What this task involves:
Look below. Copy each line that has "title" in it.

Entries provided:

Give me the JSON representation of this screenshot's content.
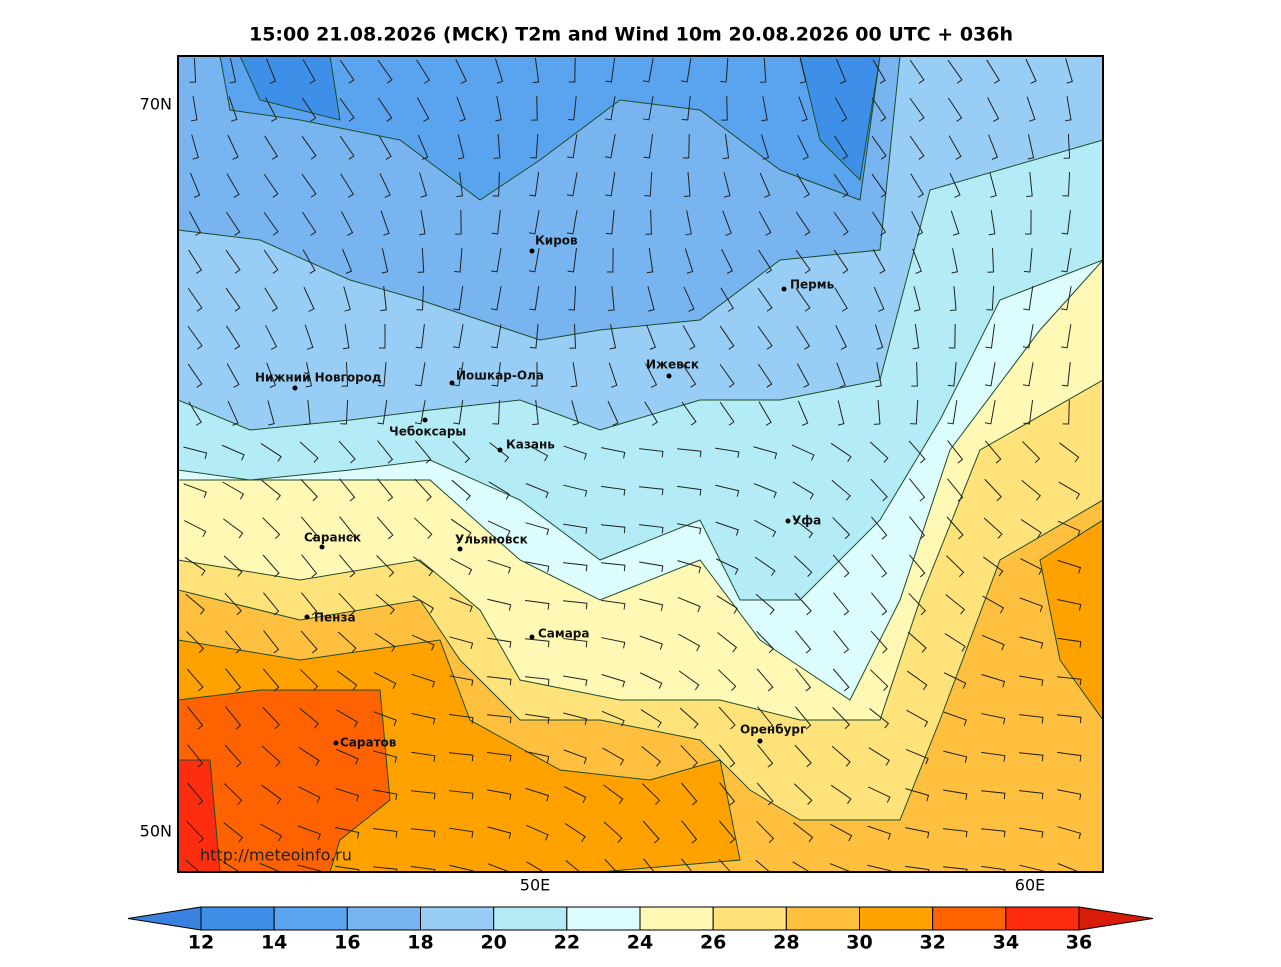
{
  "title": "15:00 21.08.2026 (МСК) T2m and Wind 10m 20.08.2026 00 UTC + 036h",
  "axes": {
    "lat_labels": [
      "70N",
      "50N"
    ],
    "lon_labels": [
      "50E",
      "60E"
    ]
  },
  "cities": [
    "Киров",
    "Пермь",
    "Нижний Новгород",
    "Йошкар-Ола",
    "Ижевск",
    "Чебоксары",
    "Казань",
    "Уфа",
    "Саранск",
    "Ульяновск",
    "Пенза",
    "Самара",
    "Саратов",
    "Оренбург"
  ],
  "watermark": "http://meteoinfo.ru",
  "colorbar": {
    "ticks": [
      12,
      14,
      16,
      18,
      20,
      22,
      24,
      26,
      28,
      30,
      32,
      34,
      36
    ],
    "colors": [
      "#3b82e0",
      "#3d8fe8",
      "#5aa3ee",
      "#77b4f0",
      "#98cdf5",
      "#b3ecf7",
      "#dcfcfd",
      "#fff9b5",
      "#ffe27a",
      "#ffc040",
      "#ffa200",
      "#ff6200",
      "#ff2d10",
      "#d81c0a"
    ]
  }
}
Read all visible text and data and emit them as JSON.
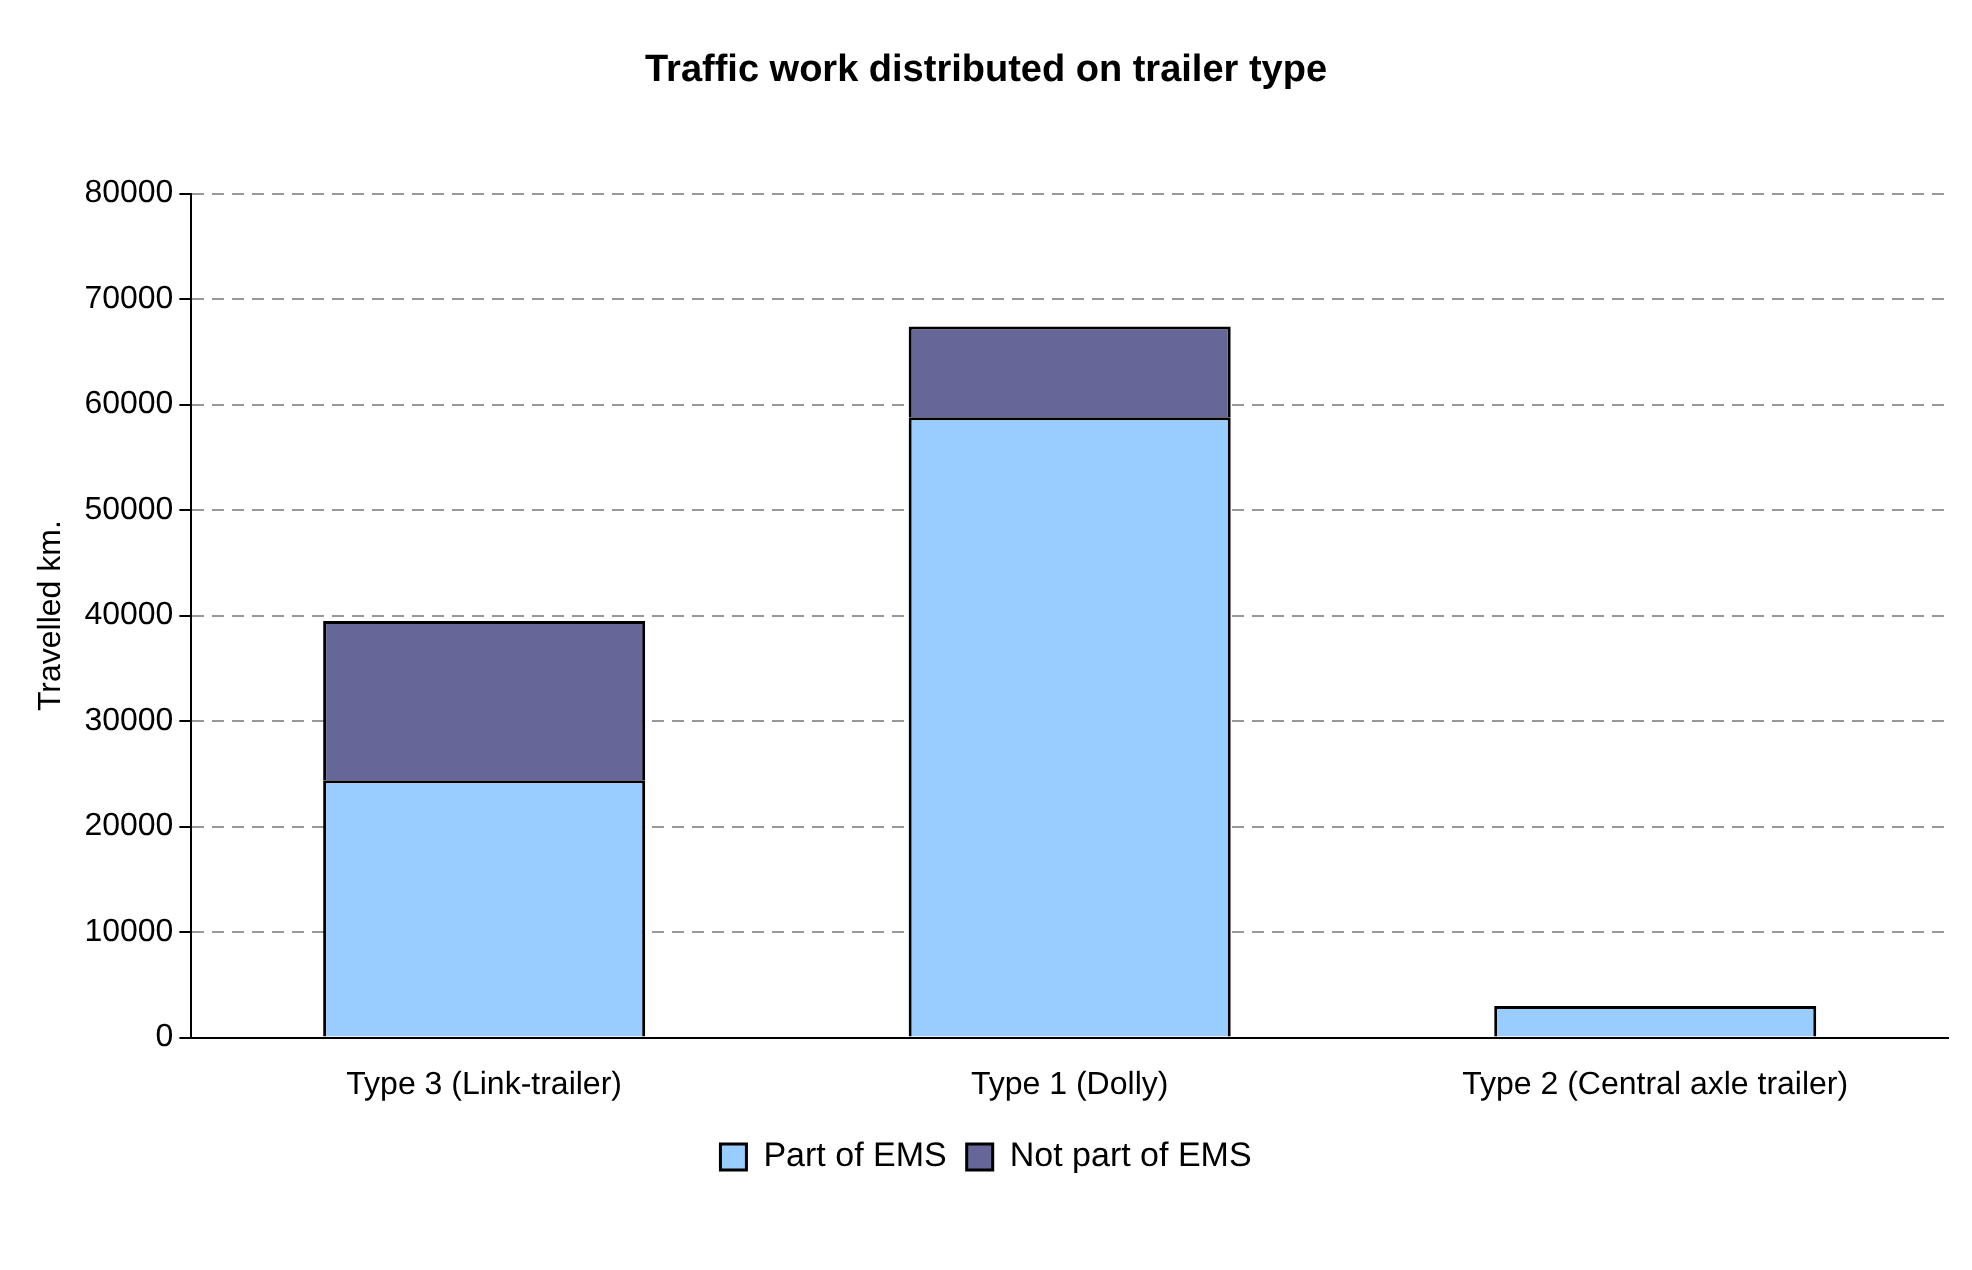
{
  "chart_data": {
    "type": "bar",
    "title": "Traffic work distributed on trailer type",
    "ylabel": "Travelled km.",
    "categories": [
      "Type 3 (Link-trailer)",
      "Type 1 (Dolly)",
      "Type 2 (Central axle trailer)"
    ],
    "series": [
      {
        "name": "Part of EMS",
        "color": "#99ccff",
        "values": [
          24400,
          58800,
          3000
        ]
      },
      {
        "name": "Not part of EMS",
        "color": "#666699",
        "values": [
          15100,
          8600,
          0
        ]
      }
    ],
    "stacked": true,
    "ylim": [
      0,
      80000
    ],
    "yticks": [
      0,
      10000,
      20000,
      30000,
      40000,
      50000,
      60000,
      70000,
      80000
    ],
    "grid": "y",
    "legend": "bottom"
  }
}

Solution for this task:
  "title": "15:00 21.08.2026 (МСК) T2m and Wind 10m 20.08.2026 00 UTC + 036h",
    "title": "Traffic work distributed on trailer type",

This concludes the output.